* Problem statement
From the entries that follow, extract each line holding the string "York".

* Data provided
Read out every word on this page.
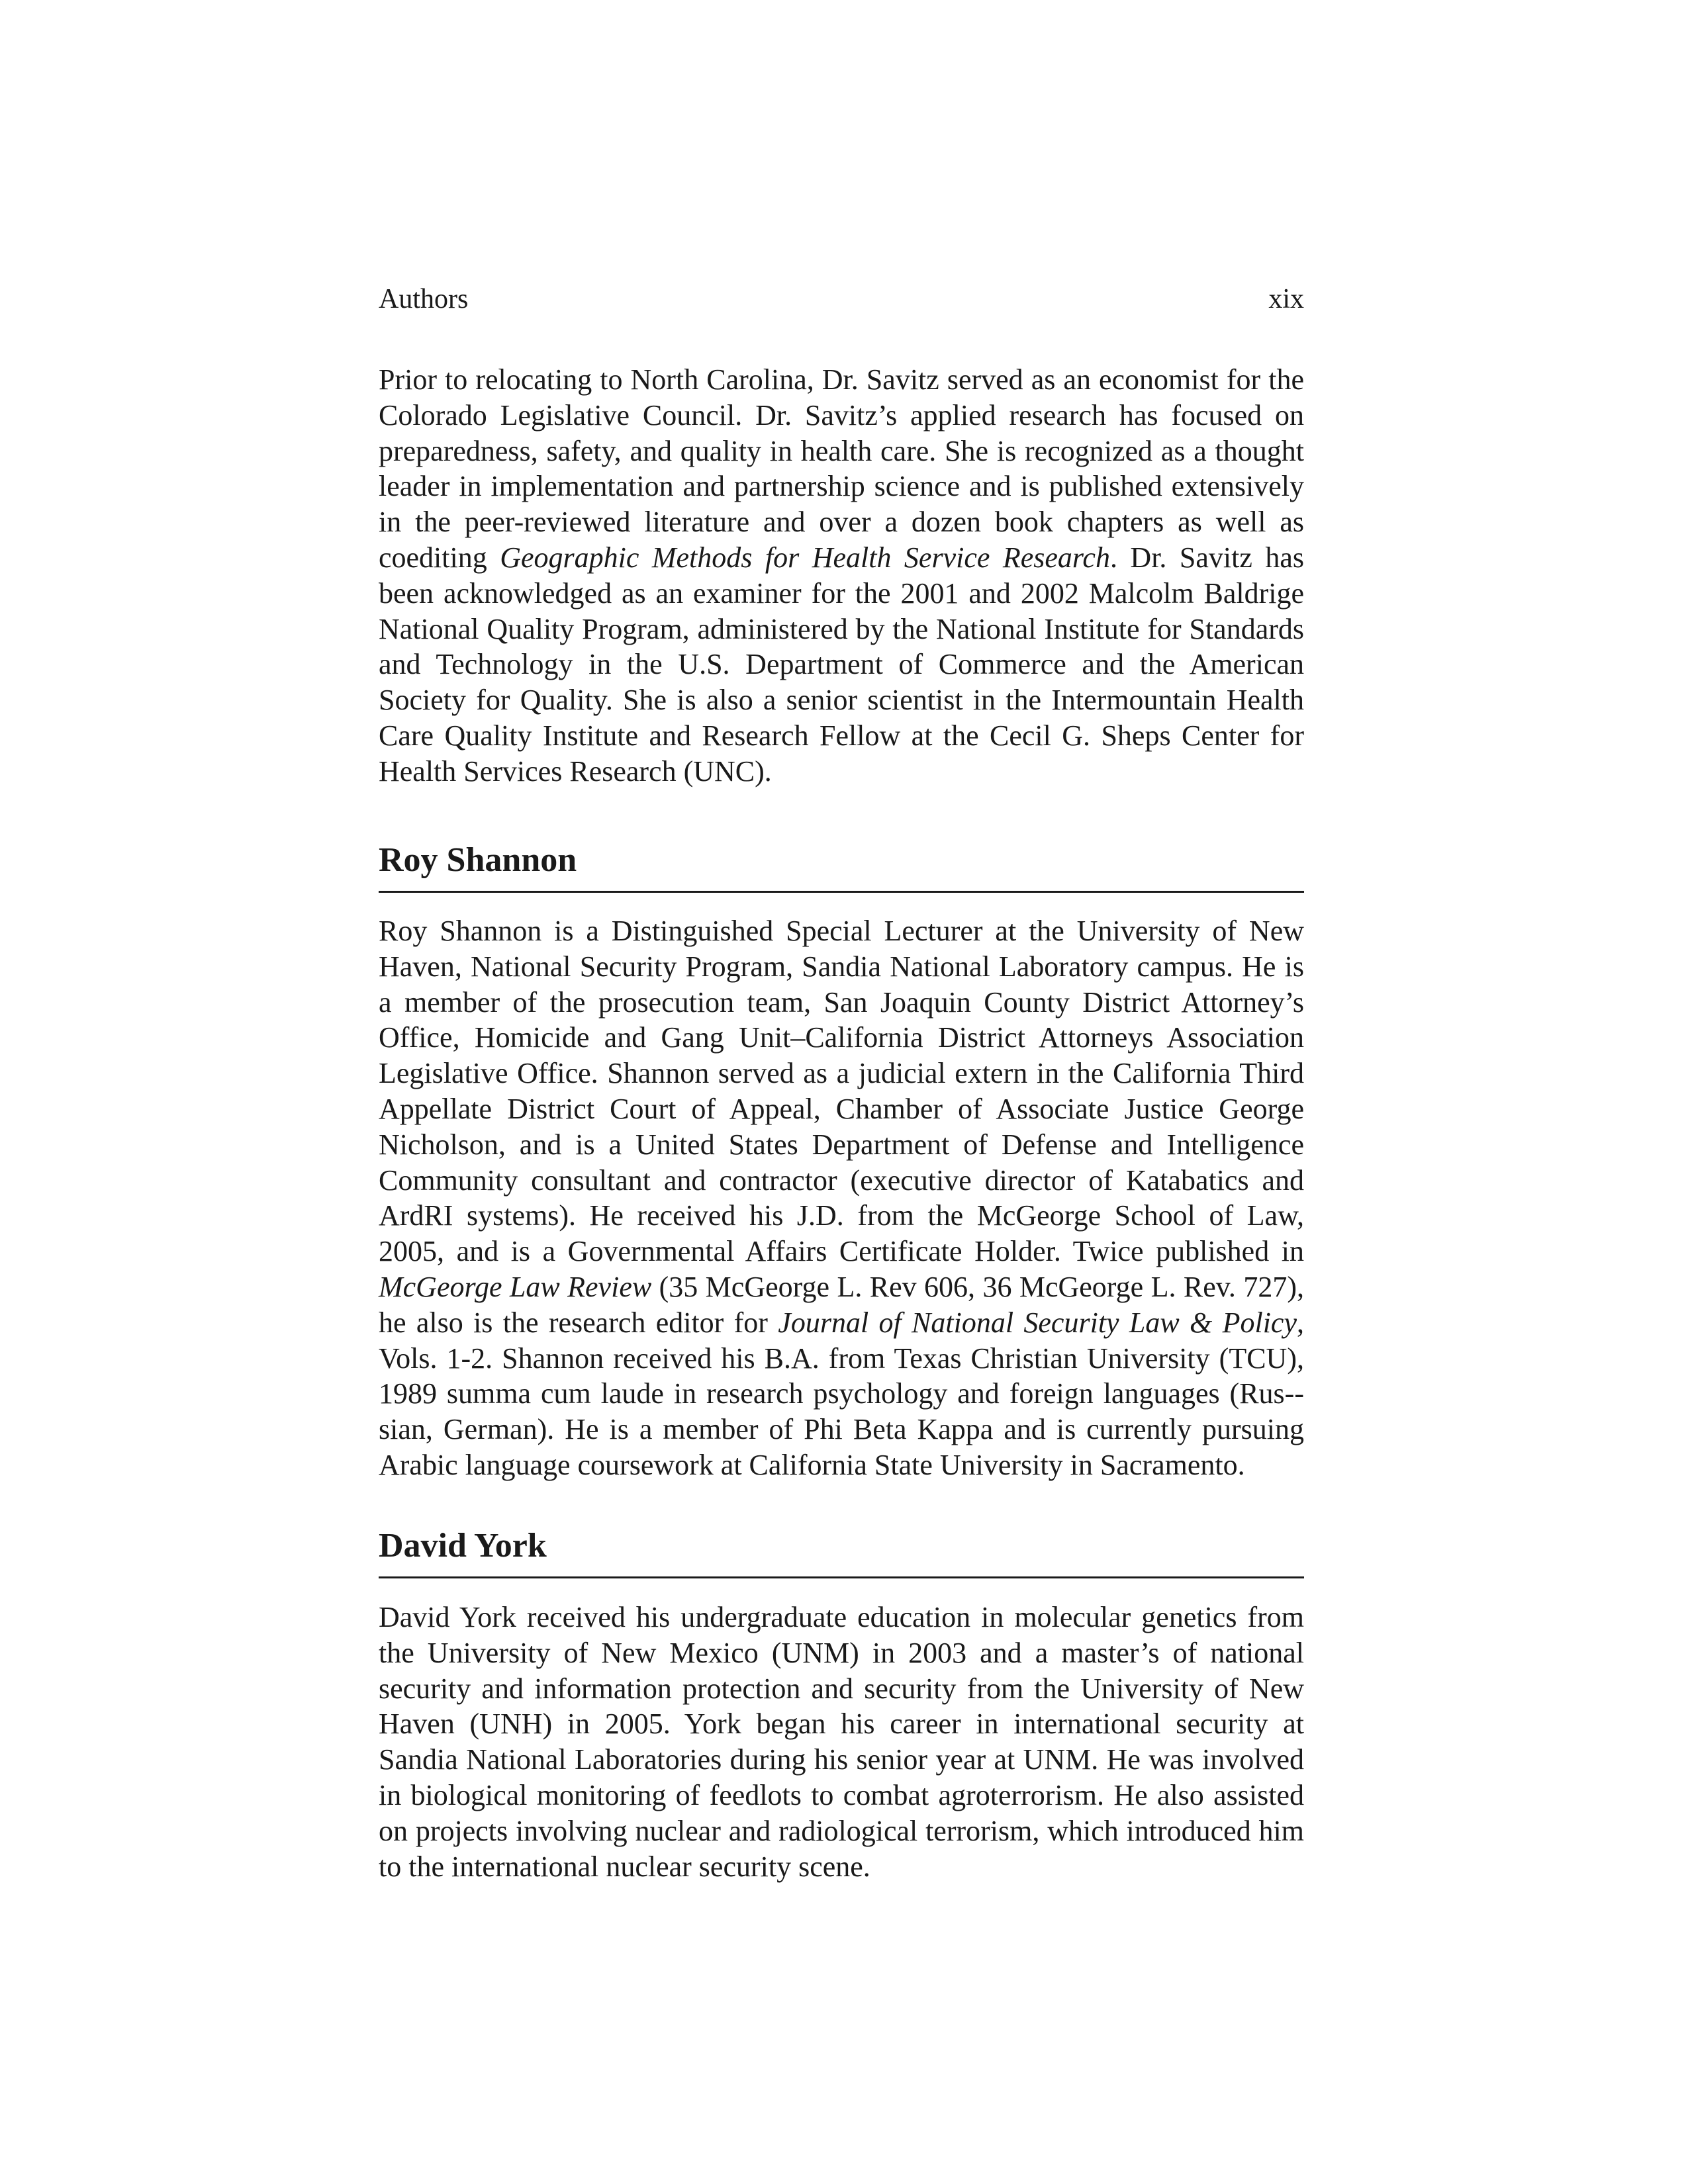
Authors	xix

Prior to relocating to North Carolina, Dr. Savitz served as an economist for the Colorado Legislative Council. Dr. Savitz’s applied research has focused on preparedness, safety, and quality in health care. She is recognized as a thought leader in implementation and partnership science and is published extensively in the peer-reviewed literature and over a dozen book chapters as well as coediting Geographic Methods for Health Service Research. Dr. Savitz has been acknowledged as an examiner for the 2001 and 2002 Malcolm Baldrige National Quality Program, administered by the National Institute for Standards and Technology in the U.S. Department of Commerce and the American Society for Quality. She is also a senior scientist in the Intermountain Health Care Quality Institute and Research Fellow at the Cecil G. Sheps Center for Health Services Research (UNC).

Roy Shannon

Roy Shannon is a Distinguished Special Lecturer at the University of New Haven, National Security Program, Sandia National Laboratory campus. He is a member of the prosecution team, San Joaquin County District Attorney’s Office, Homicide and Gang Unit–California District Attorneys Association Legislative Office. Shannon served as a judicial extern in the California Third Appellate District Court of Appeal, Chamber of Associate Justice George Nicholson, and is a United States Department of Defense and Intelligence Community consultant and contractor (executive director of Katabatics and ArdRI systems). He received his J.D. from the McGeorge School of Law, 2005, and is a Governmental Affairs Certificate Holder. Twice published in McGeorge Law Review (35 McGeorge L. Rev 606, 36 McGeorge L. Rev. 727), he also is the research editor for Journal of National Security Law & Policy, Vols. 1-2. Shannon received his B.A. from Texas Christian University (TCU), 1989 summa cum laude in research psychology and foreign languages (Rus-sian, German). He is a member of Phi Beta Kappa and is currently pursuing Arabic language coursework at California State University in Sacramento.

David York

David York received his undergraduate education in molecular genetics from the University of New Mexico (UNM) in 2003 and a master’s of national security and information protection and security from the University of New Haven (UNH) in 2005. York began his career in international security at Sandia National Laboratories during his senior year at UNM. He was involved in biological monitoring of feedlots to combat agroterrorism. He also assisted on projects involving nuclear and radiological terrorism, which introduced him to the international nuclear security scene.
==
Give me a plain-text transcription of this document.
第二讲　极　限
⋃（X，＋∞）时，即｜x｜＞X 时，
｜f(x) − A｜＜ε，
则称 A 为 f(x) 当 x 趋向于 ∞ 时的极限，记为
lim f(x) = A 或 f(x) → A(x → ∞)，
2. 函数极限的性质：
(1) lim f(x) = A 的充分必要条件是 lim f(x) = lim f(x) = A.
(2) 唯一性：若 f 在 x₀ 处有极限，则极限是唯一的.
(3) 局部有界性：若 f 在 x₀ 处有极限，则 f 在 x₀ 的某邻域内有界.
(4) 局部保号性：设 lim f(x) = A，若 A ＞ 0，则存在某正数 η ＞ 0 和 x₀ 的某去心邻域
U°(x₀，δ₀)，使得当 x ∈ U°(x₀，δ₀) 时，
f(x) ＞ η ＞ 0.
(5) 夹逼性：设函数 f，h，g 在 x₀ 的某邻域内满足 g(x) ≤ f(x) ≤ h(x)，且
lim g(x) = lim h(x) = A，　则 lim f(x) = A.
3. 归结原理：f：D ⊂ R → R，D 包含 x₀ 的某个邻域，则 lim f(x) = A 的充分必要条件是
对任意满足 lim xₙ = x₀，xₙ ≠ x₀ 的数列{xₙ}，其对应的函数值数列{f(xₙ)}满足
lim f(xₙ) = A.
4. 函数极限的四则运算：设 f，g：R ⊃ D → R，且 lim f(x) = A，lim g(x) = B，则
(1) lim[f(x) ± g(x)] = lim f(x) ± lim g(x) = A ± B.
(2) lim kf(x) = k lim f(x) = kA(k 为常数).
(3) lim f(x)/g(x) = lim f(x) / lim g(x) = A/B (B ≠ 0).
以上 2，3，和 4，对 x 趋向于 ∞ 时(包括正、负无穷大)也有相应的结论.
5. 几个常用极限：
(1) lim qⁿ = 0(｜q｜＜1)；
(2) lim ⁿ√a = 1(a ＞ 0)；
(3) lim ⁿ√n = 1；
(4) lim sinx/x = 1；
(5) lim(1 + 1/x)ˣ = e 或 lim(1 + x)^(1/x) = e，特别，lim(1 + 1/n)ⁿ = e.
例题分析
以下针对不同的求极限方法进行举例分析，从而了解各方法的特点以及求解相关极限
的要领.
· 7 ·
---
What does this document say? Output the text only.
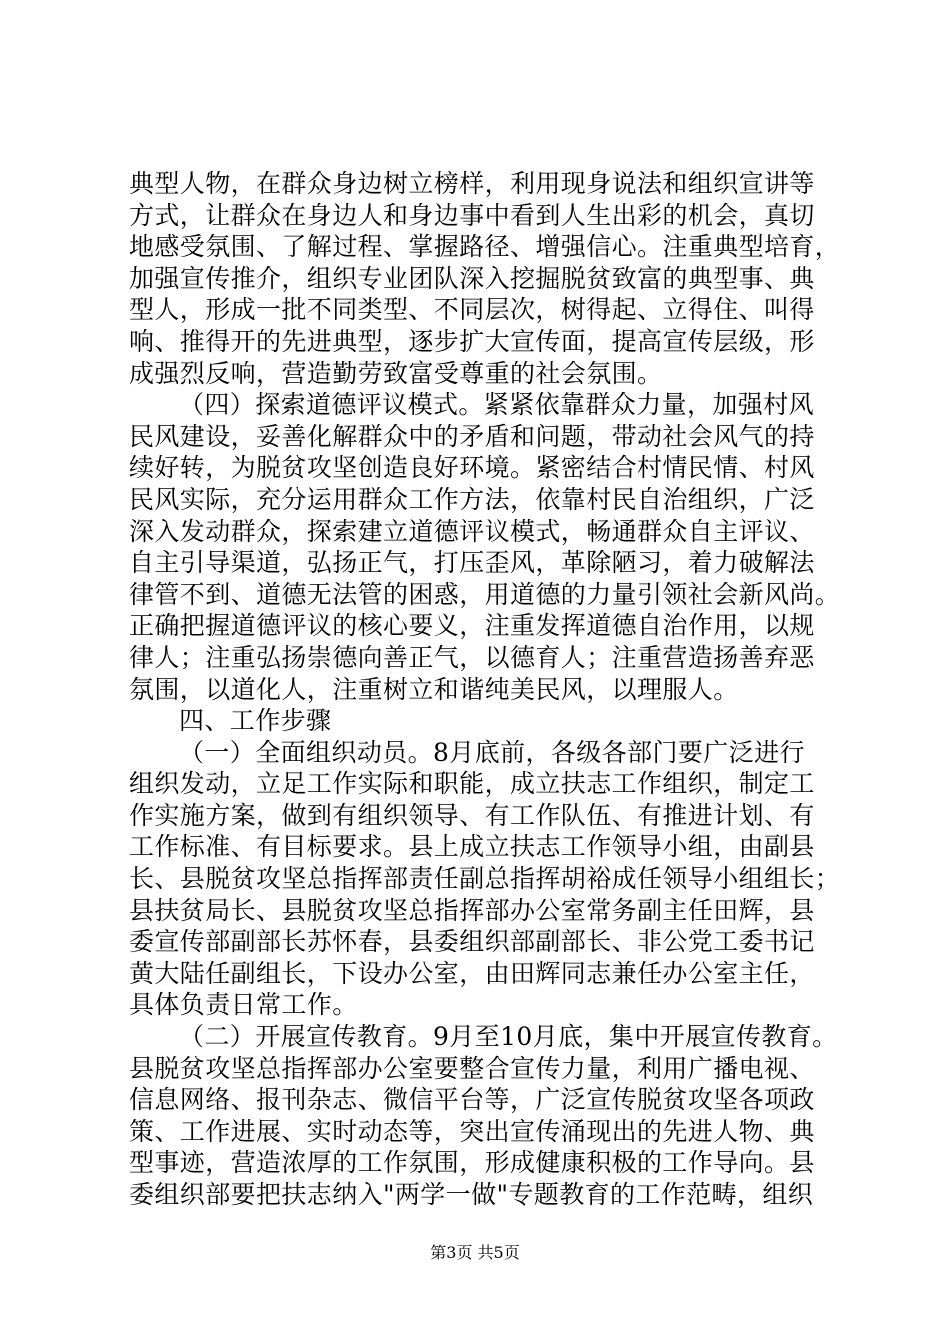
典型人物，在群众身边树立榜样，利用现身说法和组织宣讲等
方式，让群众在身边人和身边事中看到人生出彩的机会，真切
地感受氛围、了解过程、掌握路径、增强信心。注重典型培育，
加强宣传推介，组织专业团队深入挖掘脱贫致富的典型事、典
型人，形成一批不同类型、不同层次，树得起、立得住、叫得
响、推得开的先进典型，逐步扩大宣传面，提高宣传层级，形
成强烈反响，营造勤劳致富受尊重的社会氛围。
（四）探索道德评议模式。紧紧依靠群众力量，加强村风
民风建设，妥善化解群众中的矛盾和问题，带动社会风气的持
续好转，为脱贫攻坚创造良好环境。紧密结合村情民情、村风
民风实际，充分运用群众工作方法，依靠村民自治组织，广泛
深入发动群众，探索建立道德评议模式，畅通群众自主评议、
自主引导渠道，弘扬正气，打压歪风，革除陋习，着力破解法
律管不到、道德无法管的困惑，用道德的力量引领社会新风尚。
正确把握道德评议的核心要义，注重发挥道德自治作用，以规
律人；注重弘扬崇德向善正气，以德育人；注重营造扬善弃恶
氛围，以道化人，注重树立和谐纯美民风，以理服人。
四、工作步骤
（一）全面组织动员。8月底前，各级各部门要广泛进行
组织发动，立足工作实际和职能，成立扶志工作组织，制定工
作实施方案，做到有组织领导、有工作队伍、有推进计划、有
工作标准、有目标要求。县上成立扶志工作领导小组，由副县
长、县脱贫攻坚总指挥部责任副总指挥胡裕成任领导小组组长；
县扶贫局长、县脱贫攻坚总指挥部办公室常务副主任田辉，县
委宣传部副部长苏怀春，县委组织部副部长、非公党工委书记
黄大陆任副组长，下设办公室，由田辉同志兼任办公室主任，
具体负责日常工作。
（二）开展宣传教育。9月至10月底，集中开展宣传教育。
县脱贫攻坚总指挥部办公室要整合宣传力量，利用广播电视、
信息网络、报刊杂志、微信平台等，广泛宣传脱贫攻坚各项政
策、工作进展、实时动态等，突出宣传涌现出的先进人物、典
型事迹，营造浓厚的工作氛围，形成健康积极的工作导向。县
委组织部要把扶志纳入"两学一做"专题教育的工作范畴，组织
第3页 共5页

* Written solution
David York
David York received his undergraduate education in molecular genetics from the University of New Mexico (UNM) in 2003 and a master’s of national security and information protection and security from the University of New Haven (UNH) in 2005. York began his career in international security at Sandia National Laboratories during his senior year at UNM. He was involved in biological monitoring of feedlots to combat agroterrorism. He also assisted on projects involving nuclear and radiological terrorism, which introduced him to the international nuclear security scene.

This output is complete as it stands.